- **WHAT IS EXPECTED**
Each entry that follows must be output without any deviation.

#### STORED ROWS ####

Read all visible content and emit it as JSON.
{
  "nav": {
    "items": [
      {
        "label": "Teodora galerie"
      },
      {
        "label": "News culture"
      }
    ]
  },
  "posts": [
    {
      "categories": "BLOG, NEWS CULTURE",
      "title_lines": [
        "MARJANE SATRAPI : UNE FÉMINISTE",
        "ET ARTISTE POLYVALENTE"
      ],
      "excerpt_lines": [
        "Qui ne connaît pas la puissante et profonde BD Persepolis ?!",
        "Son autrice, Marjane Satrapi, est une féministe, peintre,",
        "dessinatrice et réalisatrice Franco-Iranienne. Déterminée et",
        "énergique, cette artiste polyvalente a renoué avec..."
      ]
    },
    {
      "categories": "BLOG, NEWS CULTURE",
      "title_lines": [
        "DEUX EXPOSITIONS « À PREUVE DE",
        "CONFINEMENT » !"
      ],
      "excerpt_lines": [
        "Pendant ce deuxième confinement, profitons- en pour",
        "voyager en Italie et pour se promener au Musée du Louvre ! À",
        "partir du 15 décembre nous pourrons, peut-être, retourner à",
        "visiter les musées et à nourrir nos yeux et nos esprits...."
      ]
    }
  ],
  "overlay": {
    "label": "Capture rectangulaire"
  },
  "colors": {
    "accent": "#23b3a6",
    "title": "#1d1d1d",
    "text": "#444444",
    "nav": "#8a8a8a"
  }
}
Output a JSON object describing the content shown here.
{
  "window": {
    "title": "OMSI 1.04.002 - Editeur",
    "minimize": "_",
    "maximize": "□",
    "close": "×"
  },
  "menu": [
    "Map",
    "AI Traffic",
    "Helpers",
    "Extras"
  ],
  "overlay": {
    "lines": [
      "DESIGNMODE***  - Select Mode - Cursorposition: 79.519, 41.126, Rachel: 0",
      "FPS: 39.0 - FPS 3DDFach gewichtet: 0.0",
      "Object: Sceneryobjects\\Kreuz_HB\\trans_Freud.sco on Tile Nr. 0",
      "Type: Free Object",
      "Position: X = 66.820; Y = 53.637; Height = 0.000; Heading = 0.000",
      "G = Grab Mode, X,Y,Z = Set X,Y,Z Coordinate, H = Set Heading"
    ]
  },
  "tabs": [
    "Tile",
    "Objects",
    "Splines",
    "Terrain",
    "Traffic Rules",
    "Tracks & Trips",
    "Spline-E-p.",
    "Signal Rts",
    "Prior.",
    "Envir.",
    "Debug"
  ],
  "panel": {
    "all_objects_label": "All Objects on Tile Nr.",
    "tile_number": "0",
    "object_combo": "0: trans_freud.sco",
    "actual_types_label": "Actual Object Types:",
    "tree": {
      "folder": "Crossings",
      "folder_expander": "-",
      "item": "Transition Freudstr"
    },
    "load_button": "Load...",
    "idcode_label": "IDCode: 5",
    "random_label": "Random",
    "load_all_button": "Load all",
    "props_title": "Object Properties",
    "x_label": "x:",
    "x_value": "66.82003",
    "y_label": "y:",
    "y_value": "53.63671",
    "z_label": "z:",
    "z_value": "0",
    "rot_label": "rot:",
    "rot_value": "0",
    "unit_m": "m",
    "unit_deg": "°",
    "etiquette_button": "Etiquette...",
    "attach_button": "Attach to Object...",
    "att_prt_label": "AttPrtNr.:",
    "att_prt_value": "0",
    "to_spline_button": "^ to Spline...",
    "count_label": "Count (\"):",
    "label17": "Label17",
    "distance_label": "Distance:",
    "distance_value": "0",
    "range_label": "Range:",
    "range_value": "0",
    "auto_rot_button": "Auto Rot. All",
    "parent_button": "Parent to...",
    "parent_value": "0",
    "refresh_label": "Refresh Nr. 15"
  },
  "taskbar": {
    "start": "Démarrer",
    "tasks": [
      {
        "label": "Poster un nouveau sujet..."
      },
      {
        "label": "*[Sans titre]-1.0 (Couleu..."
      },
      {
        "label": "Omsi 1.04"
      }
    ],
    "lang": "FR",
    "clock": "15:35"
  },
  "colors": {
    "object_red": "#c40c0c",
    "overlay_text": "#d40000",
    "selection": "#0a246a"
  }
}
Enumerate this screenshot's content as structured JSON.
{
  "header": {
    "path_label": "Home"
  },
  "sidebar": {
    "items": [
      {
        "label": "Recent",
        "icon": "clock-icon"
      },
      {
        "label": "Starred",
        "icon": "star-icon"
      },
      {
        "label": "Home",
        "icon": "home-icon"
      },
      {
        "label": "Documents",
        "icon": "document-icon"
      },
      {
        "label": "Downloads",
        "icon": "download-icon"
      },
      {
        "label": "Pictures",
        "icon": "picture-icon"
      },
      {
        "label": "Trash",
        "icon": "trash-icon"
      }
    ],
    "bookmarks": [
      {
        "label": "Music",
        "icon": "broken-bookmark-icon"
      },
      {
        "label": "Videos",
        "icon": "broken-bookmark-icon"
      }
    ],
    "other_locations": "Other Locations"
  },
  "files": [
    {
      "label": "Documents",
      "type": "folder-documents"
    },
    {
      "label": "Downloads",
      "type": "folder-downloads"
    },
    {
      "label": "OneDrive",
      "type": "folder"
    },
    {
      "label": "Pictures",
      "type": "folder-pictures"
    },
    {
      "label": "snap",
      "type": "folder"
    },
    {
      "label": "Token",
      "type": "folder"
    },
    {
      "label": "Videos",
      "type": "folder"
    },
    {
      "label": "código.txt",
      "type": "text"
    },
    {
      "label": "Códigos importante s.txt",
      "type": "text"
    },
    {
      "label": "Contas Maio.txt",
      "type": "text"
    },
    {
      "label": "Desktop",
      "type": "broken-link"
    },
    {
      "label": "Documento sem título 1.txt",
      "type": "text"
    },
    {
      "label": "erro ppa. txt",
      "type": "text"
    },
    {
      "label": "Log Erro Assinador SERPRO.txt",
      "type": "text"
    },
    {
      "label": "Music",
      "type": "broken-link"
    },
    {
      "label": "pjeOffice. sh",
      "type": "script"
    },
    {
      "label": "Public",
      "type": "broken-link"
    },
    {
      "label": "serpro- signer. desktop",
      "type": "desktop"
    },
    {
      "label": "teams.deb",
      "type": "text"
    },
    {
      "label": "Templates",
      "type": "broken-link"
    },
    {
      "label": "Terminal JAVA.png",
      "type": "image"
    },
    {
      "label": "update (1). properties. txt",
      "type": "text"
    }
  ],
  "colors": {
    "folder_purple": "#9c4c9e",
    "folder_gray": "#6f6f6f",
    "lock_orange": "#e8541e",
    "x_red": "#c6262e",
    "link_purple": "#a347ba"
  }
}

####

- **SOLUTION TO THIS TASK**
Read all visible content and emit it as JSON.
{
  "nav": {
    "items": [
      {
        "label": "Teodora galerie"
      },
      {
        "label": "News culture"
      }
    ]
  },
  "posts": [
    {
      "categories": "BLOG, NEWS CULTURE",
      "title_lines": [
        "MARJANE SATRAPI : UNE FÉMINISTE",
        "ET ARTISTE POLYVALENTE"
      ],
      "excerpt_lines": [
        "Qui ne connaît pas la puissante et profonde BD Persepolis ?!",
        "Son autrice, Marjane Satrapi, est une féministe, peintre,",
        "dessinatrice et réalisatrice Franco-Iranienne. Déterminée et",
        "énergique, cette artiste polyvalente a renoué avec..."
      ]
    },
    {
      "categories": "BLOG, NEWS CULTURE",
      "title_lines": [
        "DEUX EXPOSITIONS « À PREUVE DE",
        "CONFINEMENT » !"
      ],
      "excerpt_lines": [
        "Pendant ce deuxième confinement, profitons- en pour",
        "voyager en Italie et pour se promener au Musée du Louvre ! À",
        "partir du 15 décembre nous pourrons, peut-être, retourner à",
        "visiter les musées et à nourrir nos yeux et nos esprits...."
      ]
    }
  ],
  "overlay": {
    "label": "Capture rectangulaire"
  },
  "colors": {
    "accent": "#23b3a6",
    "title": "#1d1d1d",
    "text": "#444444",
    "nav": "#8a8a8a"
  }
}
Output a JSON object describing the content shown here.
{
  "window": {
    "title": "OMSI 1.04.002 - Editeur",
    "minimize": "_",
    "maximize": "□",
    "close": "×"
  },
  "menu": [
    "Map",
    "AI Traffic",
    "Helpers",
    "Extras"
  ],
  "overlay": {
    "lines": [
      "DESIGNMODE***  - Select Mode - Cursorposition: 79.519, 41.126, Rachel: 0",
      "FPS: 39.0 - FPS 3DDFach gewichtet: 0.0",
      "Object: Sceneryobjects\\Kreuz_HB\\trans_Freud.sco on Tile Nr. 0",
      "Type: Free Object",
      "Position: X = 66.820; Y = 53.637; Height = 0.000; Heading = 0.000",
      "G = Grab Mode, X,Y,Z = Set X,Y,Z Coordinate, H = Set Heading"
    ]
  },
  "tabs": [
    "Tile",
    "Objects",
    "Splines",
    "Terrain",
    "Traffic Rules",
    "Tracks & Trips",
    "Spline-E-p.",
    "Signal Rts",
    "Prior.",
    "Envir.",
    "Debug"
  ],
  "panel": {
    "all_objects_label": "All Objects on Tile Nr.",
    "tile_number": "0",
    "object_combo": "0: trans_freud.sco",
    "actual_types_label": "Actual Object Types:",
    "tree": {
      "folder": "Crossings",
      "folder_expander": "-",
      "item": "Transition Freudstr"
    },
    "load_button": "Load...",
    "idcode_label": "IDCode: 5",
    "random_label": "Random",
    "load_all_button": "Load all",
    "props_title": "Object Properties",
    "x_label": "x:",
    "x_value": "66.82003",
    "y_label": "y:",
    "y_value": "53.63671",
    "z_label": "z:",
    "z_value": "0",
    "rot_label": "rot:",
    "rot_value": "0",
    "unit_m": "m",
    "unit_deg": "°",
    "etiquette_button": "Etiquette...",
    "attach_button": "Attach to Object...",
    "att_prt_label": "AttPrtNr.:",
    "att_prt_value": "0",
    "to_spline_button": "^ to Spline...",
    "count_label": "Count (\"):",
    "label17": "Label17",
    "distance_label": "Distance:",
    "distance_value": "0",
    "range_label": "Range:",
    "range_value": "0",
    "auto_rot_button": "Auto Rot. All",
    "parent_button": "Parent to...",
    "parent_value": "0",
    "refresh_label": "Refresh Nr. 15"
  },
  "taskbar": {
    "start": "Démarrer",
    "tasks": [
      {
        "label": "Poster un nouveau sujet..."
      },
      {
        "label": "*[Sans titre]-1.0 (Couleu..."
      },
      {
        "label": "Omsi 1.04"
      }
    ],
    "lang": "FR",
    "clock": "15:35"
  },
  "colors": {
    "object_red": "#c40c0c",
    "overlay_text": "#d40000",
    "selection": "#0a246a"
  }
}
Enumerate this screenshot's content as structured JSON.
{
  "header": {
    "path_label": "Home"
  },
  "sidebar": {
    "items": [
      {
        "label": "Recent",
        "icon": "clock-icon"
      },
      {
        "label": "Starred",
        "icon": "star-icon"
      },
      {
        "label": "Home",
        "icon": "home-icon"
      },
      {
        "label": "Documents",
        "icon": "document-icon"
      },
      {
        "label": "Downloads",
        "icon": "download-icon"
      },
      {
        "label": "Pictures",
        "icon": "picture-icon"
      },
      {
        "label": "Trash",
        "icon": "trash-icon"
      }
    ],
    "bookmarks": [
      {
        "label": "Music",
        "icon": "broken-bookmark-icon"
      },
      {
        "label": "Videos",
        "icon": "broken-bookmark-icon"
      }
    ],
    "other_locations": "Other Locations"
  },
  "files": [
    {
      "label": "Documents",
      "type": "folder-documents"
    },
    {
      "label": "Downloads",
      "type": "folder-downloads"
    },
    {
      "label": "OneDrive",
      "type": "folder"
    },
    {
      "label": "Pictures",
      "type": "folder-pictures"
    },
    {
      "label": "snap",
      "type": "folder"
    },
    {
      "label": "Token",
      "type": "folder"
    },
    {
      "label": "Videos",
      "type": "folder"
    },
    {
      "label": "código.txt",
      "type": "text"
    },
    {
      "label": "Códigos importante s.txt",
      "type": "text"
    },
    {
      "label": "Contas Maio.txt",
      "type": "text"
    },
    {
      "label": "Desktop",
      "type": "broken-link"
    },
    {
      "label": "Documento sem título 1.txt",
      "type": "text"
    },
    {
      "label": "erro ppa. txt",
      "type": "text"
    },
    {
      "label": "Log Erro Assinador SERPRO.txt",
      "type": "text"
    },
    {
      "label": "Music",
      "type": "broken-link"
    },
    {
      "label": "pjeOffice. sh",
      "type": "script"
    },
    {
      "label": "Public",
      "type": "broken-link"
    },
    {
      "label": "serpro- signer. desktop",
      "type": "desktop"
    },
    {
      "label": "teams.deb",
      "type": "text"
    },
    {
      "label": "Templates",
      "type": "broken-link"
    },
    {
      "label": "Terminal JAVA.png",
      "type": "image"
    },
    {
      "label": "update (1). properties. txt",
      "type": "text"
    }
  ],
  "colors": {
    "folder_purple": "#9c4c9e",
    "folder_gray": "#6f6f6f",
    "lock_orange": "#e8541e",
    "x_red": "#c6262e",
    "link_purple": "#a347ba"
  }
}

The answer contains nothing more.